Turn the stretch from the start of the records through the line containing "78, 549, 250]" into a Markdown table with columns Row and Line. Number each non-blank line in Row, put the line itself in Line, and leave out blank lines.
----- Material for this task -----
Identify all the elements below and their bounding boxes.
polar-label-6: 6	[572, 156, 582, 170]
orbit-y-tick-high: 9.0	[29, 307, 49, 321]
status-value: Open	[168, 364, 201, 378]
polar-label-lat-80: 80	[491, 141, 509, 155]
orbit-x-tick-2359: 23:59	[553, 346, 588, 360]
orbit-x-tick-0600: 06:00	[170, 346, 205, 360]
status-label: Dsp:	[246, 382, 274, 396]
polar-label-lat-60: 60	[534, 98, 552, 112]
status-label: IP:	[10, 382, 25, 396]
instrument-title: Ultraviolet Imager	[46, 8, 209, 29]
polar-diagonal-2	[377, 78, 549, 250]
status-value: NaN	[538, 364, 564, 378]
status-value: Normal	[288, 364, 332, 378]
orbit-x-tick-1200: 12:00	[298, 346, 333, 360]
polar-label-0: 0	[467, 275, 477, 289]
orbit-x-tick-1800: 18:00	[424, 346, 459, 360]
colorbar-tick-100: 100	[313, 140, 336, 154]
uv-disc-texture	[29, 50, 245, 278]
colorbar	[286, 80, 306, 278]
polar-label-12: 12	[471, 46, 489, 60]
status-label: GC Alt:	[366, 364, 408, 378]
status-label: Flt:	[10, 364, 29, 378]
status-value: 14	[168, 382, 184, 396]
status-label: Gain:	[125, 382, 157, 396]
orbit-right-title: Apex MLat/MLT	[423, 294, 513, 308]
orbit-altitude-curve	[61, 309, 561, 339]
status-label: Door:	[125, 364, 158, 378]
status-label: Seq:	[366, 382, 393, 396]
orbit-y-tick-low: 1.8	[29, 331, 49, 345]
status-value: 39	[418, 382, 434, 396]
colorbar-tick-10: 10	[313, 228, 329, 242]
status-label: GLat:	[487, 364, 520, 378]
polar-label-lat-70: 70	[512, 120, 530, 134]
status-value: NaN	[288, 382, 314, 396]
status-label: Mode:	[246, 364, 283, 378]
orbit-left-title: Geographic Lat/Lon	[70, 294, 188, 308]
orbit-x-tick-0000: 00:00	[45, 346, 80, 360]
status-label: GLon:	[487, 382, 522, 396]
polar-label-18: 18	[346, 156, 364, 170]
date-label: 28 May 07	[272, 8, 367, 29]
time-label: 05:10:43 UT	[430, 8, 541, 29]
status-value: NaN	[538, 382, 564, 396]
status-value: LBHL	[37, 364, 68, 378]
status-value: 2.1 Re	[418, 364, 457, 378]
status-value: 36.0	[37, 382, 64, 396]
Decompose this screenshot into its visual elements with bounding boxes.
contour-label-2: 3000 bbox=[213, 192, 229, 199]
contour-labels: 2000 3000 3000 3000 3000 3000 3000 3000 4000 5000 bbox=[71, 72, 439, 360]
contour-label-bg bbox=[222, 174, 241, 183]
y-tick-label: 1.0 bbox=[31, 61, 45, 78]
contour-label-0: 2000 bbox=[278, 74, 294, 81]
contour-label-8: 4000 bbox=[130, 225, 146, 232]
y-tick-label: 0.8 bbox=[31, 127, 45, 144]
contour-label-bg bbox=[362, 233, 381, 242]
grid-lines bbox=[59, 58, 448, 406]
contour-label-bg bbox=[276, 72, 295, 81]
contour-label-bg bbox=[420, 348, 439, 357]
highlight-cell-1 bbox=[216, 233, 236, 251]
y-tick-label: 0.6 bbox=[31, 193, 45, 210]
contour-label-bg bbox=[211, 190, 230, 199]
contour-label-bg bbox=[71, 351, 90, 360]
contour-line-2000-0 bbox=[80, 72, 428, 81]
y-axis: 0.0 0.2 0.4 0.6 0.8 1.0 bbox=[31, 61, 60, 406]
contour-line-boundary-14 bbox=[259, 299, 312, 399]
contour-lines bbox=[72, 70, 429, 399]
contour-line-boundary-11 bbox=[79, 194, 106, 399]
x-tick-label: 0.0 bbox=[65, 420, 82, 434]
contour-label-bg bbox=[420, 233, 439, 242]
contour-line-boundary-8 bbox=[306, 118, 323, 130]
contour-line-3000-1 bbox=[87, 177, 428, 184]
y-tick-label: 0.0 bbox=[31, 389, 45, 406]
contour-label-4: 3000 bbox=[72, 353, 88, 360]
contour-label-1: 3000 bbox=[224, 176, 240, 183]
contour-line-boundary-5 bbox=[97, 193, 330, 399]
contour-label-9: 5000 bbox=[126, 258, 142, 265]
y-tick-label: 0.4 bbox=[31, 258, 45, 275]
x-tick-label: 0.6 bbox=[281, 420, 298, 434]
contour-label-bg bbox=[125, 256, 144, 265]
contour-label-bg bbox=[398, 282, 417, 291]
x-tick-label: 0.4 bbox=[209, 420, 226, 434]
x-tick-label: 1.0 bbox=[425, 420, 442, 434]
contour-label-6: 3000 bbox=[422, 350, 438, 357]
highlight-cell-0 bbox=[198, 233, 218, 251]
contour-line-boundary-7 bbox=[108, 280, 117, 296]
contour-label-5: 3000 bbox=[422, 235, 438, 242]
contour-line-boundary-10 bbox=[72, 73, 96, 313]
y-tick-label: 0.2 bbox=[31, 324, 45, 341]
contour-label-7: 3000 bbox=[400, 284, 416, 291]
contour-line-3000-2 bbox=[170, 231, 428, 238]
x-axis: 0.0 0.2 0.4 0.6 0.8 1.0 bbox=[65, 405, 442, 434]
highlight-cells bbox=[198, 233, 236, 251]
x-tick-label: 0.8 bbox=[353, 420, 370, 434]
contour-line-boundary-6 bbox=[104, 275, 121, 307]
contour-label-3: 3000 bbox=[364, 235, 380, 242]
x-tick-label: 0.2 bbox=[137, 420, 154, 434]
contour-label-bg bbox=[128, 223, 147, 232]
-----
**Final result**.
| Row | Line |
|---|---|
| 1 | Identify all the elements below and their bounding boxes. |
| 2 | polar-label-6: 6	[572, 156, 582, 170] |
| 3 | orbit-y-tick-high: 9.0	[29, 307, 49, 321] |
| 4 | status-value: Open	[168, 364, 201, 378] |
| 5 | polar-label-lat-80: 80	[491, 141, 509, 155] |
| 6 | orbit-x-tick-2359: 23:59	[553, 346, 588, 360] |
| 7 | orbit-x-tick-0600: 06:00	[170, 346, 205, 360] |
| 8 | status-label: Dsp:	[246, 382, 274, 396] |
| 9 | polar-label-lat-60: 60	[534, 98, 552, 112] |
| 10 | status-label: IP:	[10, 382, 25, 396] |
| 11 | instrument-title: Ultraviolet Imager	[46, 8, 209, 29] |
| 12 | polar-diagonal-2	[377, 78, 549, 250] |